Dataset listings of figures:
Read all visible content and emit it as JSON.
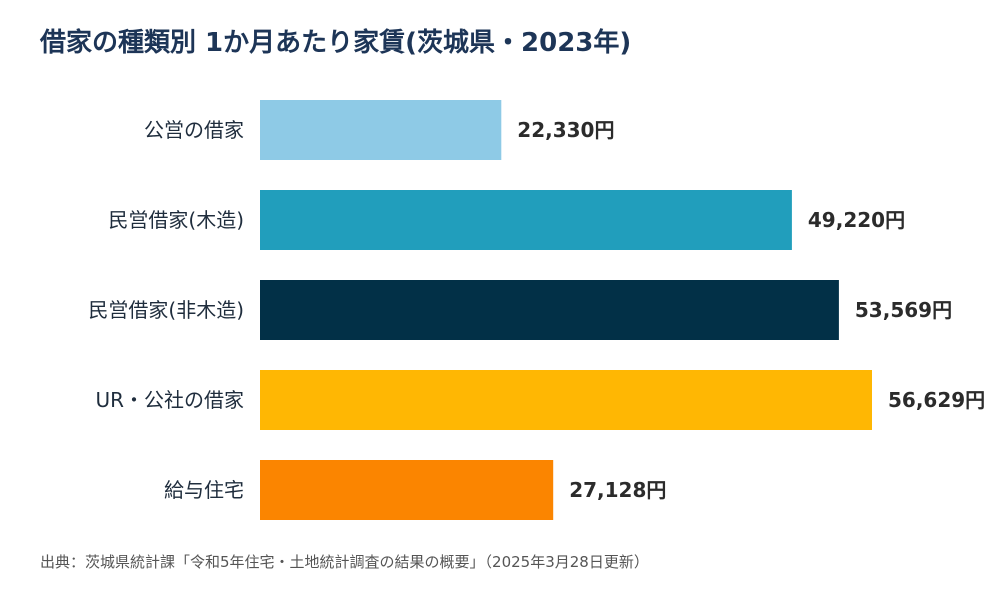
{
  "chart_data": {
    "type": "bar",
    "orientation": "horizontal",
    "title": "借家の種類別 1か月あたり家賃(茨城県・2023年)",
    "categories": [
      "公営の借家",
      "民営借家(木造)",
      "民営借家(非木造)",
      "UR・公社の借家",
      "給与住宅"
    ],
    "values": [
      22330,
      49220,
      53569,
      56629,
      27128
    ],
    "value_labels": [
      "22,330円",
      "49,220円",
      "53,569円",
      "56,629円",
      "27,128円"
    ],
    "colors": [
      "#8ecae6",
      "#219ebc",
      "#023047",
      "#ffb703",
      "#fb8500"
    ],
    "xlim": [
      0,
      58000
    ],
    "grid": false,
    "legend": "none"
  },
  "source": "出典：茨城県統計課「令和5年住宅・土地統計調査の結果の概要」（2025年3月28日更新）"
}
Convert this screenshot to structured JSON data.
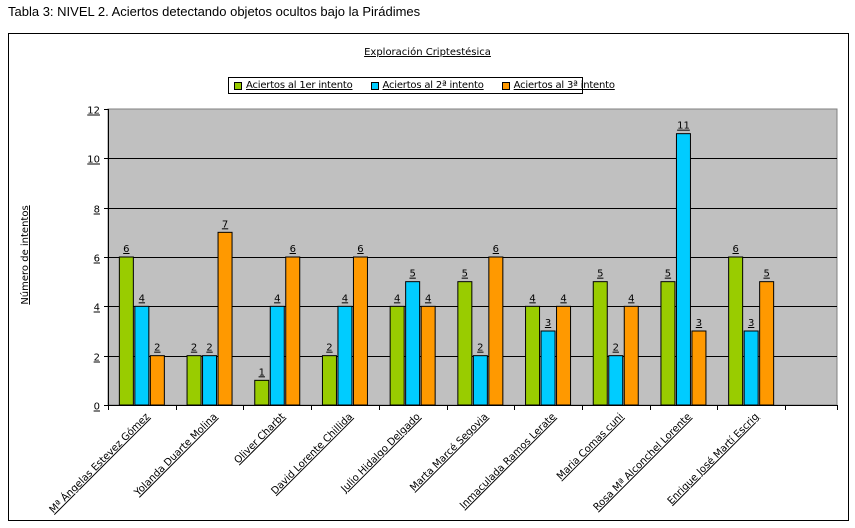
{
  "caption": "Tabla 3: NIVEL 2. Aciertos detectando objetos ocultos bajo la Pirádimes",
  "colors": {
    "plot_bg": "#c0c0c0",
    "series1": "#99cc00",
    "series2": "#00ccff",
    "series3": "#ff9900",
    "grid": "#000000"
  },
  "chart_data": {
    "type": "bar",
    "title": "Exploración Criptestésica",
    "xlabel": "",
    "ylabel": "Número de intentos",
    "ylim": [
      0,
      12
    ],
    "yticks": [
      "0",
      "2",
      "4",
      "6",
      "8",
      "10",
      "12"
    ],
    "grid": true,
    "legend_position": "top",
    "categories": [
      "Mª Ángelas Estevez Gómez",
      "Yolanda Duarte Molina",
      "Oliver Charbt",
      "David Lorente Chillida",
      "Julio Hidalgo Delgado",
      "Marta Marcé Segovia",
      "Inmaculada Ramos Lerate",
      "Maria Comas cuni",
      "Rosa Mª Alconchel Lorente",
      "Enrique José Martí Escrig"
    ],
    "series": [
      {
        "name": "Aciertos al 1er intento",
        "values": [
          6,
          2,
          1,
          2,
          4,
          5,
          4,
          5,
          5,
          6
        ]
      },
      {
        "name": "Aciertos al 2ª intento",
        "values": [
          4,
          2,
          4,
          4,
          5,
          2,
          3,
          2,
          11,
          3
        ]
      },
      {
        "name": "Aciertos al 3ª intento",
        "values": [
          2,
          7,
          6,
          6,
          4,
          6,
          4,
          4,
          3,
          5
        ]
      }
    ]
  }
}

• Task instructions
From the data above, write out everything exactly except the pictures.

• Full answer
Read all visible content and emit it as JSON.
{
  "chart_data": {
    "type": "bar",
    "orientation": "horizontal",
    "title": "借家の種類別 1か月あたり家賃(茨城県・2023年)",
    "categories": [
      "公営の借家",
      "民営借家(木造)",
      "民営借家(非木造)",
      "UR・公社の借家",
      "給与住宅"
    ],
    "values": [
      22330,
      49220,
      53569,
      56629,
      27128
    ],
    "value_labels": [
      "22,330円",
      "49,220円",
      "53,569円",
      "56,629円",
      "27,128円"
    ],
    "colors": [
      "#8ecae6",
      "#219ebc",
      "#023047",
      "#ffb703",
      "#fb8500"
    ],
    "xlim": [
      0,
      58000
    ],
    "grid": false,
    "legend": "none"
  },
  "source": "出典：茨城県統計課「令和5年住宅・土地統計調査の結果の概要」（2025年3月28日更新）"
}
Convert this screenshot to structured JSON data.
{
  "caption": "Tabla 3: NIVEL 2. Aciertos detectando objetos ocultos bajo la Pirádimes",
  "colors": {
    "plot_bg": "#c0c0c0",
    "series1": "#99cc00",
    "series2": "#00ccff",
    "series3": "#ff9900",
    "grid": "#000000"
  },
  "chart_data": {
    "type": "bar",
    "title": "Exploración Criptestésica",
    "xlabel": "",
    "ylabel": "Número de intentos",
    "ylim": [
      0,
      12
    ],
    "yticks": [
      "0",
      "2",
      "4",
      "6",
      "8",
      "10",
      "12"
    ],
    "grid": true,
    "legend_position": "top",
    "categories": [
      "Mª Ángelas Estevez Gómez",
      "Yolanda Duarte Molina",
      "Oliver Charbt",
      "David Lorente Chillida",
      "Julio Hidalgo Delgado",
      "Marta Marcé Segovia",
      "Inmaculada Ramos Lerate",
      "Maria Comas cuni",
      "Rosa Mª Alconchel Lorente",
      "Enrique José Martí Escrig"
    ],
    "series": [
      {
        "name": "Aciertos al 1er intento",
        "values": [
          6,
          2,
          1,
          2,
          4,
          5,
          4,
          5,
          5,
          6
        ]
      },
      {
        "name": "Aciertos al 2ª intento",
        "values": [
          4,
          2,
          4,
          4,
          5,
          2,
          3,
          2,
          11,
          3
        ]
      },
      {
        "name": "Aciertos al 3ª intento",
        "values": [
          2,
          7,
          6,
          6,
          4,
          6,
          4,
          4,
          3,
          5
        ]
      }
    ]
  }
}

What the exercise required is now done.